__What the task requires__.
Substitute "包子" for "月饼" throughout the records and write all of their lines out again, changing nothing else.
BEGIN Dataset extract
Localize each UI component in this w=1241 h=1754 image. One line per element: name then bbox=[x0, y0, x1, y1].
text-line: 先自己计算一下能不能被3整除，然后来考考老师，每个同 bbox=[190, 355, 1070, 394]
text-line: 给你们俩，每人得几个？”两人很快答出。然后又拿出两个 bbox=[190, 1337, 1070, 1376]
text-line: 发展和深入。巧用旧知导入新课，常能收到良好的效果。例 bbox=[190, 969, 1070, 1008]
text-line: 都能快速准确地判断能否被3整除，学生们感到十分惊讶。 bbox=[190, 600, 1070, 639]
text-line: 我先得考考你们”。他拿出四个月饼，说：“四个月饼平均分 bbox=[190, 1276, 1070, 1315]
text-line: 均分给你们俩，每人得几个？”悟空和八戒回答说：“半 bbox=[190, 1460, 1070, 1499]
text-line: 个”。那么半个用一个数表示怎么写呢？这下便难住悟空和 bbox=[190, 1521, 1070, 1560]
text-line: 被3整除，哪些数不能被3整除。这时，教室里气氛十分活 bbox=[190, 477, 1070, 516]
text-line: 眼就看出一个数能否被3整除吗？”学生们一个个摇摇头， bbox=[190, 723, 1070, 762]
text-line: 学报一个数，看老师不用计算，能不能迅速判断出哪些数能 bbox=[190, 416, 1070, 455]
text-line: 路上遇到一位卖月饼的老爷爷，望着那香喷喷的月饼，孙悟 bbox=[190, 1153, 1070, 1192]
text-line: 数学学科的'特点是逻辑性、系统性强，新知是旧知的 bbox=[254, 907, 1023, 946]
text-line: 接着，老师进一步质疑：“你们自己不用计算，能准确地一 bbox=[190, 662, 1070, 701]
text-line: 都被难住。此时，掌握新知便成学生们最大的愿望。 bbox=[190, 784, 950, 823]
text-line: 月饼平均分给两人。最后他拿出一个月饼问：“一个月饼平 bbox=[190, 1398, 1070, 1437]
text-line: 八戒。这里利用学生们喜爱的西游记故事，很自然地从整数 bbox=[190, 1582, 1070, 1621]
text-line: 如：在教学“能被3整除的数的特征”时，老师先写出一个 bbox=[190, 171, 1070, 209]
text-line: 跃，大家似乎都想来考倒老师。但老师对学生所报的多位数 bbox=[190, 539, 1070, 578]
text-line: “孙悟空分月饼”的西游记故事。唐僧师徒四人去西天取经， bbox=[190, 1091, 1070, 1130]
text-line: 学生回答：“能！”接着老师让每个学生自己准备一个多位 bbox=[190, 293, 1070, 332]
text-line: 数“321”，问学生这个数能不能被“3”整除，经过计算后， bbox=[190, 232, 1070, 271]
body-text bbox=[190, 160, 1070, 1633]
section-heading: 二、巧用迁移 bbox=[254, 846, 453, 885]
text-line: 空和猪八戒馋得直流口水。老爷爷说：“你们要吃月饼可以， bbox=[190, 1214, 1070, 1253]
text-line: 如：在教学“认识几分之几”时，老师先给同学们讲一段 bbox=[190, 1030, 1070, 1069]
END Dataset extract
__The result__.
Localize each UI component in this w=1241 h=1754 image. One line per element: name then bbox=[x0, y0, x1, y1].
text-line: 先自己计算一下能不能被3整除，然后来考考老师，每个同 bbox=[190, 355, 1070, 394]
text-line: 给你们俩，每人得几个？”两人很快答出。然后又拿出两个 bbox=[190, 1337, 1070, 1376]
text-line: 发展和深入。巧用旧知导入新课，常能收到良好的效果。例 bbox=[190, 969, 1070, 1008]
text-line: 都能快速准确地判断能否被3整除，学生们感到十分惊讶。 bbox=[190, 600, 1070, 639]
text-line: 我先得考考你们”。他拿出四个包子，说：“四个包子平均分 bbox=[190, 1276, 1070, 1315]
text-line: 均分给你们俩，每人得几个？”悟空和八戒回答说：“半 bbox=[190, 1460, 1070, 1499]
text-line: 个”。那么半个用一个数表示怎么写呢？这下便难住悟空和 bbox=[190, 1521, 1070, 1560]
text-line: 被3整除，哪些数不能被3整除。这时，教室里气氛十分活 bbox=[190, 477, 1070, 516]
text-line: 眼就看出一个数能否被3整除吗？”学生们一个个摇摇头， bbox=[190, 723, 1070, 762]
text-line: 学报一个数，看老师不用计算，能不能迅速判断出哪些数能 bbox=[190, 416, 1070, 455]
text-line: 路上遇到一位卖包子的老爷爷，望着那香喷喷的包子，孙悟 bbox=[190, 1153, 1070, 1192]
text-line: 数学学科的'特点是逻辑性、系统性强，新知是旧知的 bbox=[254, 907, 1023, 946]
text-line: 接着，老师进一步质疑：“你们自己不用计算，能准确地一 bbox=[190, 662, 1070, 701]
text-line: 都被难住。此时，掌握新知便成学生们最大的愿望。 bbox=[190, 784, 950, 823]
text-line: 包子平均分给两人。最后他拿出一个包子问：“一个包子平 bbox=[190, 1398, 1070, 1437]
text-line: 八戒。这里利用学生们喜爱的西游记故事，很自然地从整数 bbox=[190, 1582, 1070, 1621]
text-line: 如：在教学“能被3整除的数的特征”时，老师先写出一个 bbox=[190, 171, 1070, 209]
text-line: 跃，大家似乎都想来考倒老师。但老师对学生所报的多位数 bbox=[190, 539, 1070, 578]
text-line: “孙悟空分包子”的西游记故事。唐僧师徒四人去西天取经， bbox=[190, 1091, 1070, 1130]
text-line: 学生回答：“能！”接着老师让每个学生自己准备一个多位 bbox=[190, 293, 1070, 332]
text-line: 数“321”，问学生这个数能不能被“3”整除，经过计算后， bbox=[190, 232, 1070, 271]
body-text bbox=[190, 160, 1070, 1633]
section-heading: 二、巧用迁移 bbox=[254, 846, 453, 885]
text-line: 空和猪八戒馋得直流口水。老爷爷说：“你们要吃包子可以， bbox=[190, 1214, 1070, 1253]
text-line: 如：在教学“认识几分之几”时，老师先给同学们讲一段 bbox=[190, 1030, 1070, 1069]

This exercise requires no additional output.